**What to do**
Gather from the listing below each line that includes the word "Time", and copy it.

[start Data for processing]

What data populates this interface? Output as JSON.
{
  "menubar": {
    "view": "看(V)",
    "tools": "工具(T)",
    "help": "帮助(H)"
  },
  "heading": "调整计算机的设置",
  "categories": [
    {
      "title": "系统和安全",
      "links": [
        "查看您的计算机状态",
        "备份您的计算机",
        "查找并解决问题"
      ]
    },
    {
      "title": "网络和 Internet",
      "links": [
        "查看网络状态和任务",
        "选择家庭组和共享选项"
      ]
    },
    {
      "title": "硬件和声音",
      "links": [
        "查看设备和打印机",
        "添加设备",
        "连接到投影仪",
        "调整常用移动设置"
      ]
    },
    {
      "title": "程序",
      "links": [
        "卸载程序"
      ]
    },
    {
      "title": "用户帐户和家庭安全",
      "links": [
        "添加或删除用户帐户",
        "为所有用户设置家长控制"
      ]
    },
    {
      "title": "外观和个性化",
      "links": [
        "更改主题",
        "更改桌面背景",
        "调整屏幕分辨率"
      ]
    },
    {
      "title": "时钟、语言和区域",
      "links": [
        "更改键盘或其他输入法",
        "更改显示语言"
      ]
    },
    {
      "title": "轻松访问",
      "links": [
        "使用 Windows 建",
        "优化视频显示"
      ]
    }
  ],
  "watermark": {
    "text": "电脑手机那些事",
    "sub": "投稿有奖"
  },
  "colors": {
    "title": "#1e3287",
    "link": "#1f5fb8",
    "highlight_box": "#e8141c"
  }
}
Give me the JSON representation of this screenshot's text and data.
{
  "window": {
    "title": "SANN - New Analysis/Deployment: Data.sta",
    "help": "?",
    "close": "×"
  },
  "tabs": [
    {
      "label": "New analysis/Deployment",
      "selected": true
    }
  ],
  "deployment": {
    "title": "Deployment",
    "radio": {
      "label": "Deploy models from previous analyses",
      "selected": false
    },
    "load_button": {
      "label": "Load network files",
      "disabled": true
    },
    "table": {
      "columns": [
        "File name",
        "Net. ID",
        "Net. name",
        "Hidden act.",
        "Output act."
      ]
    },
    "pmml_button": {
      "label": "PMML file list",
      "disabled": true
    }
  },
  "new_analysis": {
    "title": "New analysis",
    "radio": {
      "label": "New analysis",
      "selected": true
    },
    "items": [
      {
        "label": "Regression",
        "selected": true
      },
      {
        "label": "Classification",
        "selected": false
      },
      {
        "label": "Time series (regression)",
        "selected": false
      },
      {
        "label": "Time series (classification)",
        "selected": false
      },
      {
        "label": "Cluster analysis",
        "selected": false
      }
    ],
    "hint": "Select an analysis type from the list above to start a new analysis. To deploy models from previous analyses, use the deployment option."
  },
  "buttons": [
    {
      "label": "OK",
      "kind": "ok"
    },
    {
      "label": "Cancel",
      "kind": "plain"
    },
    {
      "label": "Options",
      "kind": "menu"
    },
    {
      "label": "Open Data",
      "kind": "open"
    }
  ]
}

[end Data for processing]

**Output of the task**
        "label": "Time series (regression)",
        "label": "Time series (classification)",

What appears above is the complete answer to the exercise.